■ **What you will do**
Copy every line from the material below that holds "جلسة".

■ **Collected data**
┄┄┄┄┄┄
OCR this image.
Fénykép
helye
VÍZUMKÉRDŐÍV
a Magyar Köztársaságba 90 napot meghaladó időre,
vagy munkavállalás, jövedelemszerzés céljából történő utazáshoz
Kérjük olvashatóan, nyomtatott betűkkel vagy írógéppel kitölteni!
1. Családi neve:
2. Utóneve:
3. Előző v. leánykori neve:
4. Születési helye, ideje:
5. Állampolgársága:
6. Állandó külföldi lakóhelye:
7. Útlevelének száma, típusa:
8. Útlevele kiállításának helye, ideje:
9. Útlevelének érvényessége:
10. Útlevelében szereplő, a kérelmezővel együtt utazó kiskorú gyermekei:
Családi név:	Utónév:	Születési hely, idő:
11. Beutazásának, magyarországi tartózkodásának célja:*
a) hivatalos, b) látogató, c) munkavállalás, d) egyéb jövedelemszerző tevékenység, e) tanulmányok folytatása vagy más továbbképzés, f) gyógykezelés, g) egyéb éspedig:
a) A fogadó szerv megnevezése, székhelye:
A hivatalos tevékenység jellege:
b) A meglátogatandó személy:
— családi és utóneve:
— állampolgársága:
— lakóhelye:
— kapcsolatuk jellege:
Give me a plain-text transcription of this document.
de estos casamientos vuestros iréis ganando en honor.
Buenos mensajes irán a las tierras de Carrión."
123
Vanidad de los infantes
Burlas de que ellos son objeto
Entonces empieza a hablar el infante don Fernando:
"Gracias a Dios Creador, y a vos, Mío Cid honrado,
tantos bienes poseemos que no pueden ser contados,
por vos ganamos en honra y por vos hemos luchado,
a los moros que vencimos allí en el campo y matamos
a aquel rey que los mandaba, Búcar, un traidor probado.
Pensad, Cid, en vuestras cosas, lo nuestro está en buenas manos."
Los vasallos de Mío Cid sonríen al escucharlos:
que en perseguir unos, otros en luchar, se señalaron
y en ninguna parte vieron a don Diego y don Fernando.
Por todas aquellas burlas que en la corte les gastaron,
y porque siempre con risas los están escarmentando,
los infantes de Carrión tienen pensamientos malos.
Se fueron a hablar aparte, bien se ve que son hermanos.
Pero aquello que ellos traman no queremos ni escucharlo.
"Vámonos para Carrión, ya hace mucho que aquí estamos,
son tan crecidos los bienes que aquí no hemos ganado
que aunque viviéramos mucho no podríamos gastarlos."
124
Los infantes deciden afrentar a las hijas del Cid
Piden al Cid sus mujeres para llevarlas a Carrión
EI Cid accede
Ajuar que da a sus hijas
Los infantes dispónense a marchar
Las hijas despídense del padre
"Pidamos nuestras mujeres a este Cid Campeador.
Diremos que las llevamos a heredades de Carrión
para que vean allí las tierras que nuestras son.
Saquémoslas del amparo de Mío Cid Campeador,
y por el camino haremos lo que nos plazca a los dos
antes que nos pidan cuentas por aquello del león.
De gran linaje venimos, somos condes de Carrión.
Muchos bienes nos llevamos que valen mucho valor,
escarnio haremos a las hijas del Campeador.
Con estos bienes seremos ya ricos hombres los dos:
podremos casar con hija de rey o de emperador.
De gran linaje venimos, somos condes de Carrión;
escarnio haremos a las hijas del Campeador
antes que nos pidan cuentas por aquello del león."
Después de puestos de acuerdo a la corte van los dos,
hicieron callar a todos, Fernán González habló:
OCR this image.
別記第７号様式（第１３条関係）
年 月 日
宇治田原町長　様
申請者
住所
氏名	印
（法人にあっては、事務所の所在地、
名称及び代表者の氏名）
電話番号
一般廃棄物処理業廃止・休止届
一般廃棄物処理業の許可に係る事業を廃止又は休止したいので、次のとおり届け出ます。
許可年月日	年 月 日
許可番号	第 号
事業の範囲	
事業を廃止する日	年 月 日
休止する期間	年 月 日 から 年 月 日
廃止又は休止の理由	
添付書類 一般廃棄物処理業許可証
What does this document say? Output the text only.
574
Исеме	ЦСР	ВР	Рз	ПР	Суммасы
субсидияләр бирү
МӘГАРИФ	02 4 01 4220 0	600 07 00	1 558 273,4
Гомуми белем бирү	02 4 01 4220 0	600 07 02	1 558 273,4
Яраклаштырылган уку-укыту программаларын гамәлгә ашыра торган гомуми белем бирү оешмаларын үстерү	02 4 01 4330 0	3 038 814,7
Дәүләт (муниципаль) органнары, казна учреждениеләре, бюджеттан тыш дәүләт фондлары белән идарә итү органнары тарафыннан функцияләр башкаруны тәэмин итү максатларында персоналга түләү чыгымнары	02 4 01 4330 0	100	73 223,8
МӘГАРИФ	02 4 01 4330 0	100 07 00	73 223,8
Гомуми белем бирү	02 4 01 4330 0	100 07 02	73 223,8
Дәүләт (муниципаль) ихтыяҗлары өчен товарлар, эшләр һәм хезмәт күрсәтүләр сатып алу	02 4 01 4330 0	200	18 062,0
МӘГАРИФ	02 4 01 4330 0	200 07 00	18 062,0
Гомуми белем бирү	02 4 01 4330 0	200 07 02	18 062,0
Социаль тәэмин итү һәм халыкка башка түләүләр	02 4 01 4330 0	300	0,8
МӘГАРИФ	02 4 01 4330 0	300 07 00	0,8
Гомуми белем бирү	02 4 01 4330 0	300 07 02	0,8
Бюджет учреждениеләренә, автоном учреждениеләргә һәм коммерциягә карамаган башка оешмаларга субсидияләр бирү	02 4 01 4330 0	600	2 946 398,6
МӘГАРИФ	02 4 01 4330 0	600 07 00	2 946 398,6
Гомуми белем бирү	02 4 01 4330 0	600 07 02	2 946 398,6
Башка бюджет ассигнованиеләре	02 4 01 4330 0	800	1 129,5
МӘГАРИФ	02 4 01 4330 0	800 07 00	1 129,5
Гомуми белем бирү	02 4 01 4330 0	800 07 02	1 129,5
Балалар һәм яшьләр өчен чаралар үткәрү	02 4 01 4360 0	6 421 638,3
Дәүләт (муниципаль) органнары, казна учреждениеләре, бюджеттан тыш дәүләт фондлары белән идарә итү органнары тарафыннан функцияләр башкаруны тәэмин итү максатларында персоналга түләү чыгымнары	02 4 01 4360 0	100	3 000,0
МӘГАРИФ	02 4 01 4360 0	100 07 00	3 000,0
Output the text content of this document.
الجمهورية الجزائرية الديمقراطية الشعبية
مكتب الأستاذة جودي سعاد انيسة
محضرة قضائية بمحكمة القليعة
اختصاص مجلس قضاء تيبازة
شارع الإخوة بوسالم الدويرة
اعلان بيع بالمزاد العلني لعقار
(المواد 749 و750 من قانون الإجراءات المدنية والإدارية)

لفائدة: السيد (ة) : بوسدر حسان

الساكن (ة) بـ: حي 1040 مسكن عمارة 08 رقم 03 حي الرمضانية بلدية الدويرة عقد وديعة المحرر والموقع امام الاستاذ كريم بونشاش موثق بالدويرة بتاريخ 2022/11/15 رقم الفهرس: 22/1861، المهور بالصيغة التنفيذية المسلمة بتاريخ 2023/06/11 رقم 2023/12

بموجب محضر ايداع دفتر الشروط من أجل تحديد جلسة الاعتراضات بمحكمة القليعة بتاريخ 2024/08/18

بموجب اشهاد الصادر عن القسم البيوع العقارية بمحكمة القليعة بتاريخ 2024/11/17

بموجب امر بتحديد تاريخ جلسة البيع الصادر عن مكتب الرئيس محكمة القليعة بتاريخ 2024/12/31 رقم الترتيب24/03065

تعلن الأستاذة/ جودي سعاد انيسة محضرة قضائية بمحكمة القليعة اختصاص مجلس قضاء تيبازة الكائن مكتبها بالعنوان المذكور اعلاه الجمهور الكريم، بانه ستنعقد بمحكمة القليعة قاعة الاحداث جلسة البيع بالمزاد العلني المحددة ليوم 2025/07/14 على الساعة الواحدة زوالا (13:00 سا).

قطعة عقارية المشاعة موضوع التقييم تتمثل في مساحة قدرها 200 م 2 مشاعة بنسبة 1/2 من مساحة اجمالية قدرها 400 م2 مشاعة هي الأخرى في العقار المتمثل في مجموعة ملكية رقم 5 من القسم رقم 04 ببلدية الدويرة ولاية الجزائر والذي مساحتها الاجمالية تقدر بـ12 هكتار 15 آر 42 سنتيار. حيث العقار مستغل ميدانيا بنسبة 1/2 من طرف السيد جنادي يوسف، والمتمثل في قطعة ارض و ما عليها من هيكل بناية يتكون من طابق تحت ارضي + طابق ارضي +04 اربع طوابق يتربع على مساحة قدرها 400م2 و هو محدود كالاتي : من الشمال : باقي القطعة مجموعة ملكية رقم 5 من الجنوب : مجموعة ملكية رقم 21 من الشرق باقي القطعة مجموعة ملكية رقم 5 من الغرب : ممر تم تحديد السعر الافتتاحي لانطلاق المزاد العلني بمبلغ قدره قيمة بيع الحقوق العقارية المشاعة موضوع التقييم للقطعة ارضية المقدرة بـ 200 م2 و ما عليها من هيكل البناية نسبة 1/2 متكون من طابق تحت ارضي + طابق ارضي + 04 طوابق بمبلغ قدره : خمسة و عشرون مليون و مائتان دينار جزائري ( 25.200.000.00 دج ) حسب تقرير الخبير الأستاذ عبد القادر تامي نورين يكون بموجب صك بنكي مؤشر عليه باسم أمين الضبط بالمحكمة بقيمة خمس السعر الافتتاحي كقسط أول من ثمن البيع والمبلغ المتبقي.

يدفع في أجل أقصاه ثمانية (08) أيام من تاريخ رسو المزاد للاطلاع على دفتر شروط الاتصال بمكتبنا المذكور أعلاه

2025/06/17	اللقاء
┄┄┄┄┄┄
■ **Expected answer**
بموجب محضر ايداع دفتر الشروط من أجل تحديد جلسة الاعتراضات بمحكمة القليعة بتاريخ 2024/08/18
بموجب امر بتحديد تاريخ جلسة البيع الصادر عن مكتب الرئيس محكمة القليعة بتاريخ 2024/12/31 رقم الترتيب24/03065
تعلن الأستاذة/ جودي سعاد انيسة محضرة قضائية بمحكمة القليعة اختصاص مجلس قضاء تيبازة الكائن مكتبها بالعنوان المذكور اعلاه الجمهور الكريم، بانه ستنعقد بمحكمة القليعة قاعة الاحداث جلسة البيع بالمزاد العلني المحددة ليوم 2025/07/14 على الساعة الواحدة زوالا (13:00 سا).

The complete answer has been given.